=== Record excerpts ===
↓↓↓
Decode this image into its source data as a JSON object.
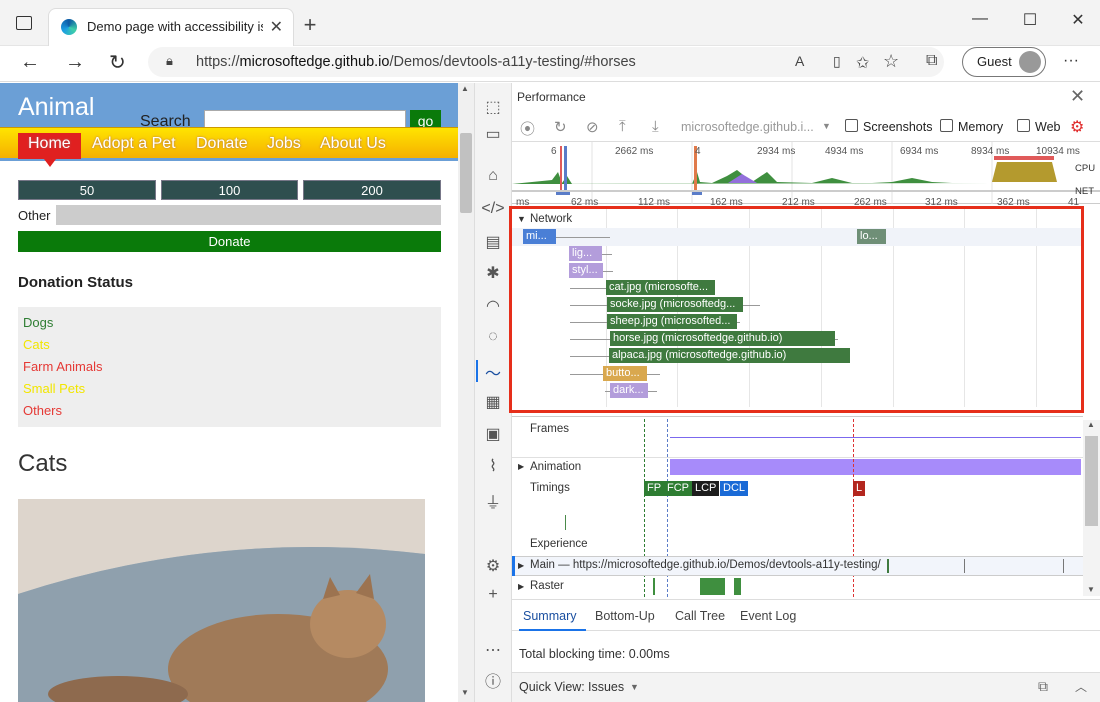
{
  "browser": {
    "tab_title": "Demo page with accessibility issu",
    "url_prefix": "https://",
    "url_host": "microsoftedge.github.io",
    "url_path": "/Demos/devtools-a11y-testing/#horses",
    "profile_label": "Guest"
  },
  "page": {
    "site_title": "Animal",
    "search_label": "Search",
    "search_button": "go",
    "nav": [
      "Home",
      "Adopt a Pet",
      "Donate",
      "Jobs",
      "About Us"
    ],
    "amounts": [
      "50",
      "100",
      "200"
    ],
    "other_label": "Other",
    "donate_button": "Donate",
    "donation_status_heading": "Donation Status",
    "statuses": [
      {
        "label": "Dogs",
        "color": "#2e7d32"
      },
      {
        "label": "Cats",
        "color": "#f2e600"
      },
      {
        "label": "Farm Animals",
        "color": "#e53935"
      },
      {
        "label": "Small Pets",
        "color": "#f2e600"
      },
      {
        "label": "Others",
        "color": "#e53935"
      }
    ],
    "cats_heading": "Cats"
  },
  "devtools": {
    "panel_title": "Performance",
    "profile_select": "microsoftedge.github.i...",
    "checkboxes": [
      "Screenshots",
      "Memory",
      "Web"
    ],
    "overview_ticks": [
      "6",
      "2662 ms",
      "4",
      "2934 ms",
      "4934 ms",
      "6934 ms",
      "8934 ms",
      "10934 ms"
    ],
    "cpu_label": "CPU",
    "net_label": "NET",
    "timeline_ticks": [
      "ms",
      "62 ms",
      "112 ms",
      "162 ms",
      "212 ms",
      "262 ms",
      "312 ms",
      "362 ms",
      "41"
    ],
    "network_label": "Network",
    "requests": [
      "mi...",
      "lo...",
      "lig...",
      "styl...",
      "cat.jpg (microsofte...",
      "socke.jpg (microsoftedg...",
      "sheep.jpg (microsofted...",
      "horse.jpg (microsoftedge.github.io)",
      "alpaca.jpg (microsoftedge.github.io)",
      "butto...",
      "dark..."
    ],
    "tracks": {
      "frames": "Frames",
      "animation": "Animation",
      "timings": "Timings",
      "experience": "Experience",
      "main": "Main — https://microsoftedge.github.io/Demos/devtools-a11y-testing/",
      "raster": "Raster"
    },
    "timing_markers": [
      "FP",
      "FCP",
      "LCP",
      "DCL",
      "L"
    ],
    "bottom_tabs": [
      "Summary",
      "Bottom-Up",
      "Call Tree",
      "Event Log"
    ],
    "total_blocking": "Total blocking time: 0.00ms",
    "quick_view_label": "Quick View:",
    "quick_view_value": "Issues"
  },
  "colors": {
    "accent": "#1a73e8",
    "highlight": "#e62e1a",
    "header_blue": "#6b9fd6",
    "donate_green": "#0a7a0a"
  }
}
↑↑↑
↓↓↓
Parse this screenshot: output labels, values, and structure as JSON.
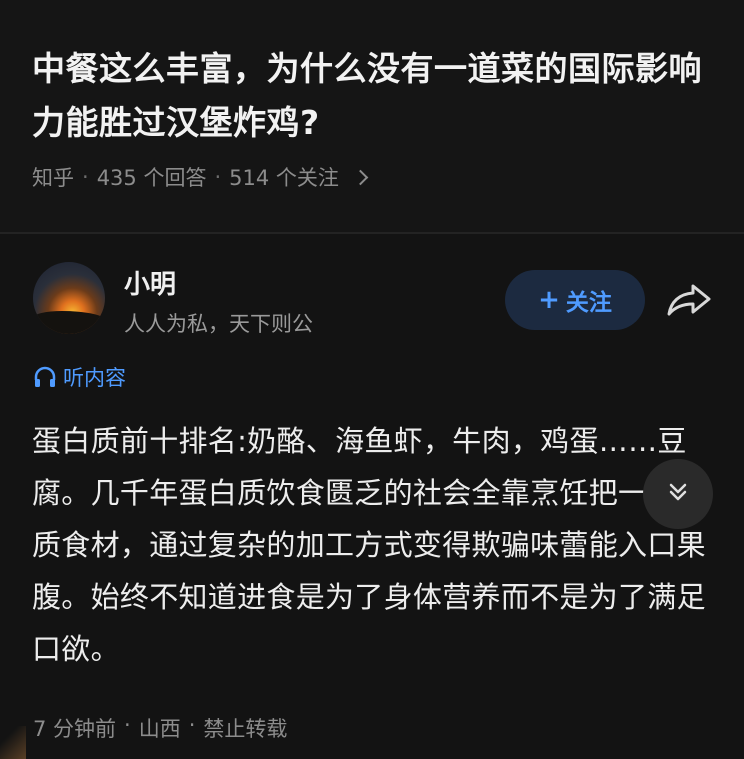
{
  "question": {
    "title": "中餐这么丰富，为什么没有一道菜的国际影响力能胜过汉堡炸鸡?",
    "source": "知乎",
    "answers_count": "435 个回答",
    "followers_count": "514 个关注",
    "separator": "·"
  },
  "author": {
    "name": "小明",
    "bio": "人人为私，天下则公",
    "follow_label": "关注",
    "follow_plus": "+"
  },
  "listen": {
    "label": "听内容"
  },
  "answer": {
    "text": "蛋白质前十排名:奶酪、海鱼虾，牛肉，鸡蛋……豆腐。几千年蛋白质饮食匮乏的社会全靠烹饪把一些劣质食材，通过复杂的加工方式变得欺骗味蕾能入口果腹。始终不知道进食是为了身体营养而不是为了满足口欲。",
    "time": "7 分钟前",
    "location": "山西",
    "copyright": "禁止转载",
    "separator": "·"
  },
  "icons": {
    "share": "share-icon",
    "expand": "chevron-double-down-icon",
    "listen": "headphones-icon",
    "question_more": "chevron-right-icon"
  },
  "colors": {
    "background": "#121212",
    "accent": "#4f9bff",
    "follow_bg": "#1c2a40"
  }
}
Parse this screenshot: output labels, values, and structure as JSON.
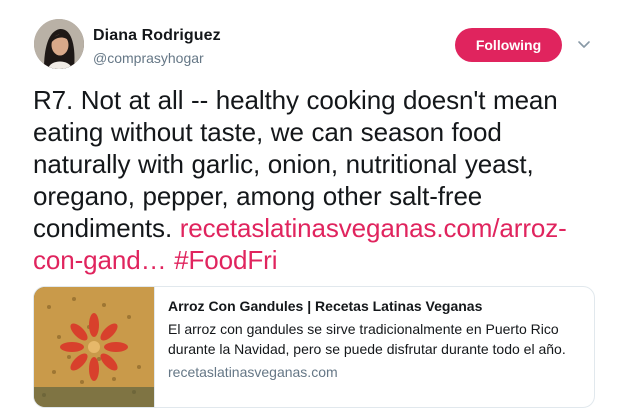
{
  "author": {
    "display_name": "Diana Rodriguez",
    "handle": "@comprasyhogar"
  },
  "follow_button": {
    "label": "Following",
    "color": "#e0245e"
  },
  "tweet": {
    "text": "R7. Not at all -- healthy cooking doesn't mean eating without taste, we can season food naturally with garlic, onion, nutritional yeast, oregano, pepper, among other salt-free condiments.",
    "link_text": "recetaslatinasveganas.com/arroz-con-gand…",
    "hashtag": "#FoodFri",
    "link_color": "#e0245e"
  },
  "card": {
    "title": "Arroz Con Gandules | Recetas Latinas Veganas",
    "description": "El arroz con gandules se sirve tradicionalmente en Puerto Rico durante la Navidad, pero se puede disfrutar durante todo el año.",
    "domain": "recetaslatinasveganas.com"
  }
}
↑↑↑
=== What is being asked ===
Return each line of the listing that holds the string "testing".

=== Task response ===
    "url_path": "/Demos/devtools-a11y-testing/#horses",
      "main": "Main — https://microsoftedge.github.io/Demos/devtools-a11y-testing/",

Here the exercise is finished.